** START OF Exercise data **

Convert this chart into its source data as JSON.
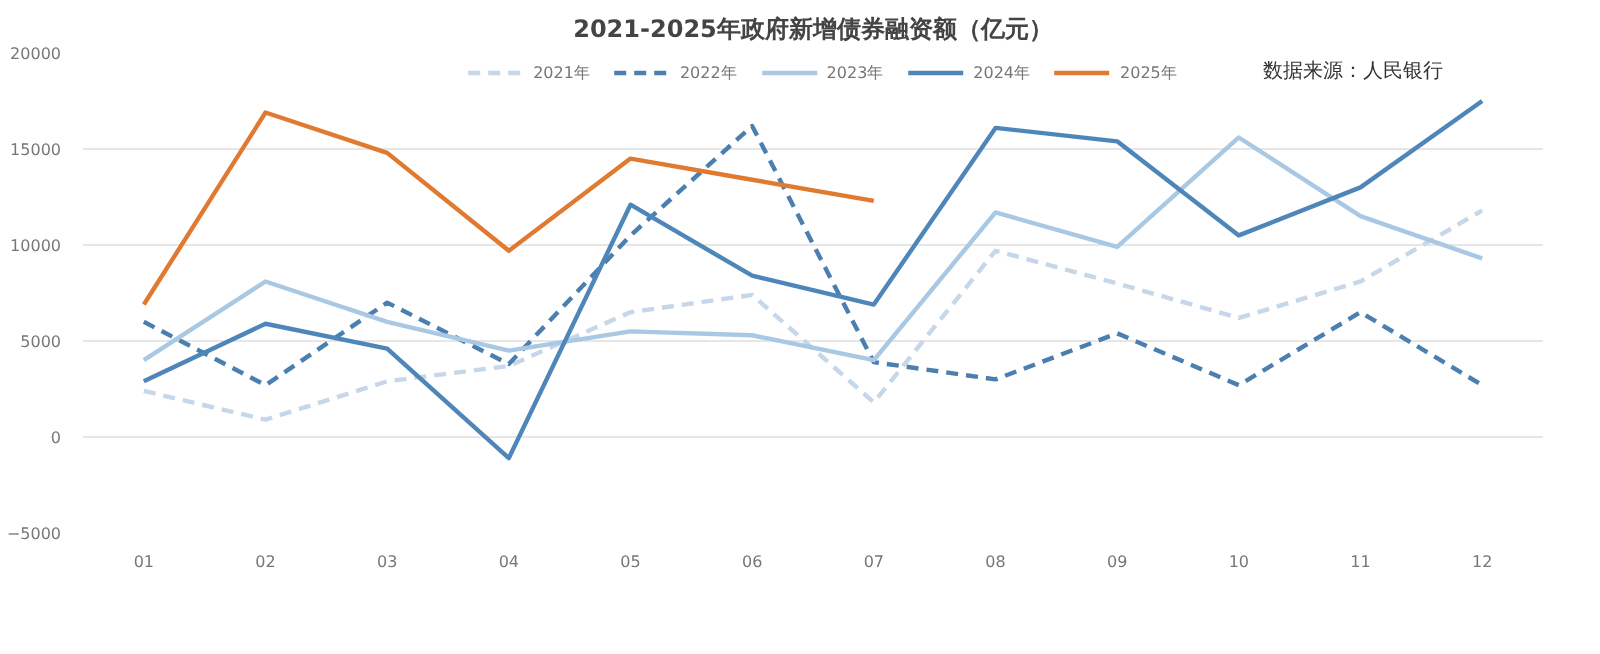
{
  "chart_data": {
    "type": "line",
    "title": "2021-2025年政府新增债券融资额（亿元）",
    "categories": [
      "01",
      "02",
      "03",
      "04",
      "05",
      "06",
      "07",
      "08",
      "09",
      "10",
      "11",
      "12"
    ],
    "series": [
      {
        "name": "2021年",
        "color": "#c5d7e8",
        "line_style": "dashed",
        "values": [
          2400,
          900,
          2900,
          3700,
          6500,
          7400,
          1800,
          9700,
          8000,
          6200,
          8100,
          11800
        ]
      },
      {
        "name": "2022年",
        "color": "#4a7fb0",
        "line_style": "dashed",
        "values": [
          6000,
          2700,
          7000,
          3800,
          10500,
          16200,
          3900,
          3000,
          5400,
          2700,
          6500,
          2700
        ]
      },
      {
        "name": "2023年",
        "color": "#a9c8e3",
        "line_style": "solid",
        "values": [
          4000,
          8100,
          6000,
          4500,
          5500,
          5300,
          4000,
          11700,
          9900,
          15600,
          11500,
          9300
        ]
      },
      {
        "name": "2024年",
        "color": "#4f86ba",
        "line_style": "solid",
        "values": [
          2900,
          5900,
          4600,
          -1100,
          12100,
          8400,
          6900,
          16100,
          15400,
          10500,
          13000,
          17500
        ]
      },
      {
        "name": "2025年",
        "color": "#e07a30",
        "line_style": "solid",
        "values": [
          6900,
          16900,
          14800,
          9700,
          14500,
          13400,
          12300,
          null,
          null,
          null,
          null,
          null
        ]
      }
    ],
    "ylim": [
      -5000,
      20000
    ],
    "yticks": [
      -5000,
      0,
      5000,
      10000,
      15000,
      20000
    ],
    "grid": "y",
    "legend": "top",
    "marker": "none",
    "annotations": [
      "数据来源：人民银行"
    ]
  }
}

** END OF Exercise data **

[Direction] Go through the listing above and pull out each line containing the word "color".

[Response below]
        "color": "#c5d7e8",
        "color": "#4a7fb0",
        "color": "#a9c8e3",
        "color": "#4f86ba",
        "color": "#e07a30",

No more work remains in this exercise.